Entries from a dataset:

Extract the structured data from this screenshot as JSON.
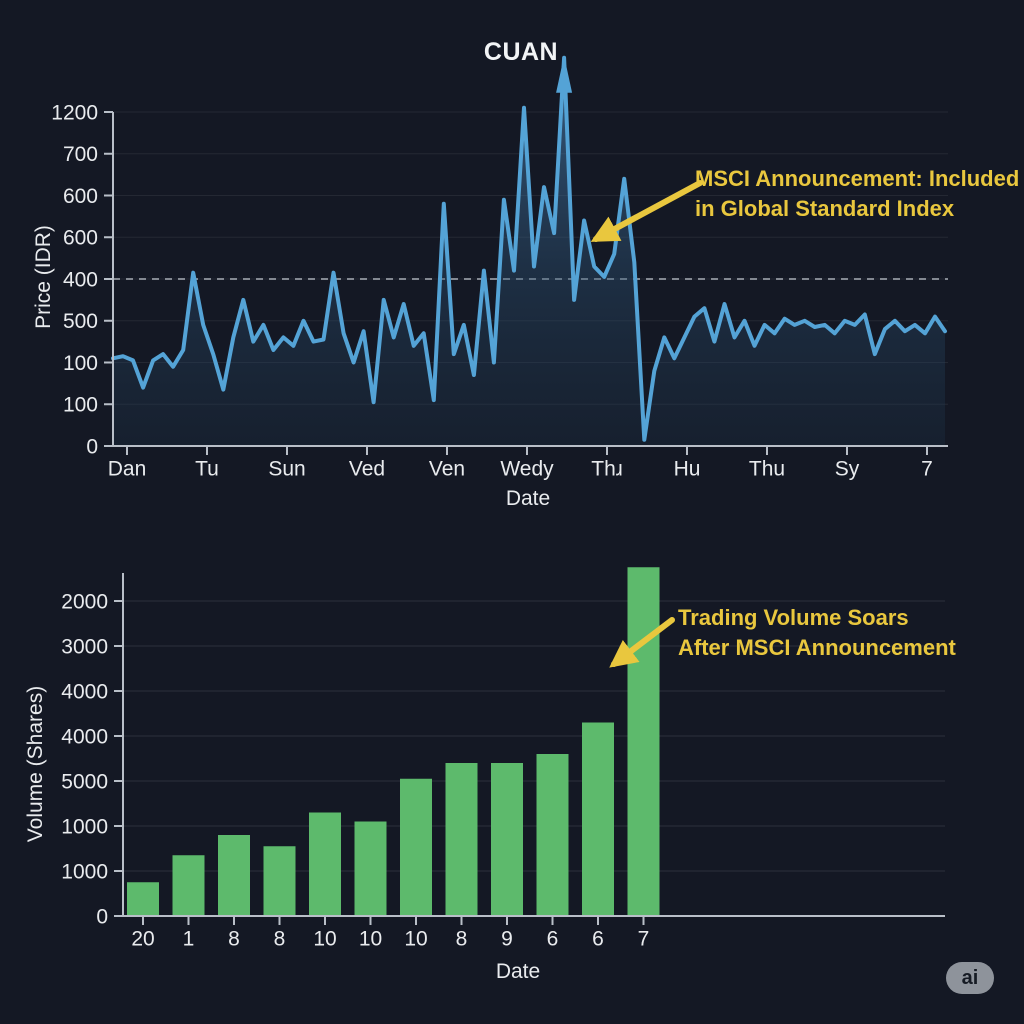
{
  "badge": {
    "label": "ai"
  },
  "colors": {
    "background": "#141824",
    "line_blue": "#54a3d6",
    "area_fill_top": "#5696cd",
    "bar_green": "#5dba6c",
    "annotation_gold": "#e9c73e",
    "axis_gray": "#b9bfc8",
    "text_white": "#e9ebee"
  },
  "chart_data": [
    {
      "type": "area",
      "title": "CUAN",
      "xlabel": "Date",
      "ylabel": "Price (IDR)",
      "x_tick_labels": [
        "Dan",
        "Tu",
        "Sun",
        "Ved",
        "Ven",
        "Wedy",
        "Thɹ",
        "Hu",
        "Thu",
        "Sy",
        "7"
      ],
      "y_tick_labels_bottom_to_top": [
        "0",
        "100",
        "100",
        "500",
        "400",
        "600",
        "600",
        "700",
        "1200"
      ],
      "grid": true,
      "legend": "none",
      "dashed_reference_line_at_tick": 4,
      "values_unit": "y-axis tick intervals above zero (tick spacing = 1.0)",
      "values": [
        2.1,
        2.15,
        2.05,
        1.4,
        2.05,
        2.2,
        1.9,
        2.3,
        4.15,
        2.9,
        2.2,
        1.35,
        2.6,
        3.5,
        2.5,
        2.9,
        2.3,
        2.6,
        2.4,
        3.0,
        2.5,
        2.55,
        4.15,
        2.7,
        2.0,
        2.75,
        1.05,
        3.5,
        2.6,
        3.4,
        2.4,
        2.7,
        1.1,
        5.8,
        2.2,
        2.9,
        1.7,
        4.2,
        2.0,
        5.9,
        4.2,
        8.1,
        4.3,
        6.2,
        5.1,
        9.3,
        3.5,
        5.4,
        4.3,
        4.05,
        4.6,
        6.4,
        4.4,
        0.15,
        1.8,
        2.6,
        2.1,
        2.6,
        3.1,
        3.3,
        2.5,
        3.4,
        2.6,
        3.0,
        2.4,
        2.9,
        2.7,
        3.05,
        2.9,
        3.0,
        2.85,
        2.9,
        2.7,
        3.0,
        2.9,
        3.15,
        2.2,
        2.8,
        3.0,
        2.75,
        2.9,
        2.7,
        3.1,
        2.75
      ],
      "arrow_spike_index": 45,
      "annotation": {
        "lines": [
          "MSCI Announcement: Included",
          "in Global Standard Index"
        ]
      }
    },
    {
      "type": "bar",
      "title": "",
      "xlabel": "Date",
      "ylabel": "Volume (Shares)",
      "categories": [
        "20",
        "1",
        "8",
        "8",
        "10",
        "10",
        "10",
        "8",
        "9",
        "6",
        "6",
        "7"
      ],
      "y_tick_labels_bottom_to_top": [
        "0",
        "1000",
        "1000",
        "5000",
        "4000",
        "4000",
        "3000",
        "2000"
      ],
      "grid": true,
      "legend": "none",
      "values_unit": "shares (1000 units per y-axis tick interval)",
      "values": [
        750,
        1350,
        1800,
        1550,
        2300,
        2100,
        3050,
        3400,
        3400,
        3600,
        4300,
        7750
      ],
      "annotation": {
        "lines": [
          "Trading Volume Soars",
          "After MSCI Announcement"
        ]
      }
    }
  ]
}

• Requirements
Transcribe all of the material exactly, leaving out whatever pictures it contains.

• Exercise response
Extract the structured data from this screenshot as JSON.
{
  "badge": {
    "label": "ai"
  },
  "colors": {
    "background": "#141824",
    "line_blue": "#54a3d6",
    "area_fill_top": "#5696cd",
    "bar_green": "#5dba6c",
    "annotation_gold": "#e9c73e",
    "axis_gray": "#b9bfc8",
    "text_white": "#e9ebee"
  },
  "chart_data": [
    {
      "type": "area",
      "title": "CUAN",
      "xlabel": "Date",
      "ylabel": "Price (IDR)",
      "x_tick_labels": [
        "Dan",
        "Tu",
        "Sun",
        "Ved",
        "Ven",
        "Wedy",
        "Thɹ",
        "Hu",
        "Thu",
        "Sy",
        "7"
      ],
      "y_tick_labels_bottom_to_top": [
        "0",
        "100",
        "100",
        "500",
        "400",
        "600",
        "600",
        "700",
        "1200"
      ],
      "grid": true,
      "legend": "none",
      "dashed_reference_line_at_tick": 4,
      "values_unit": "y-axis tick intervals above zero (tick spacing = 1.0)",
      "values": [
        2.1,
        2.15,
        2.05,
        1.4,
        2.05,
        2.2,
        1.9,
        2.3,
        4.15,
        2.9,
        2.2,
        1.35,
        2.6,
        3.5,
        2.5,
        2.9,
        2.3,
        2.6,
        2.4,
        3.0,
        2.5,
        2.55,
        4.15,
        2.7,
        2.0,
        2.75,
        1.05,
        3.5,
        2.6,
        3.4,
        2.4,
        2.7,
        1.1,
        5.8,
        2.2,
        2.9,
        1.7,
        4.2,
        2.0,
        5.9,
        4.2,
        8.1,
        4.3,
        6.2,
        5.1,
        9.3,
        3.5,
        5.4,
        4.3,
        4.05,
        4.6,
        6.4,
        4.4,
        0.15,
        1.8,
        2.6,
        2.1,
        2.6,
        3.1,
        3.3,
        2.5,
        3.4,
        2.6,
        3.0,
        2.4,
        2.9,
        2.7,
        3.05,
        2.9,
        3.0,
        2.85,
        2.9,
        2.7,
        3.0,
        2.9,
        3.15,
        2.2,
        2.8,
        3.0,
        2.75,
        2.9,
        2.7,
        3.1,
        2.75
      ],
      "arrow_spike_index": 45,
      "annotation": {
        "lines": [
          "MSCI Announcement: Included",
          "in Global Standard Index"
        ]
      }
    },
    {
      "type": "bar",
      "title": "",
      "xlabel": "Date",
      "ylabel": "Volume (Shares)",
      "categories": [
        "20",
        "1",
        "8",
        "8",
        "10",
        "10",
        "10",
        "8",
        "9",
        "6",
        "6",
        "7"
      ],
      "y_tick_labels_bottom_to_top": [
        "0",
        "1000",
        "1000",
        "5000",
        "4000",
        "4000",
        "3000",
        "2000"
      ],
      "grid": true,
      "legend": "none",
      "values_unit": "shares (1000 units per y-axis tick interval)",
      "values": [
        750,
        1350,
        1800,
        1550,
        2300,
        2100,
        3050,
        3400,
        3400,
        3600,
        4300,
        7750
      ],
      "annotation": {
        "lines": [
          "Trading Volume Soars",
          "After MSCI Announcement"
        ]
      }
    }
  ]
}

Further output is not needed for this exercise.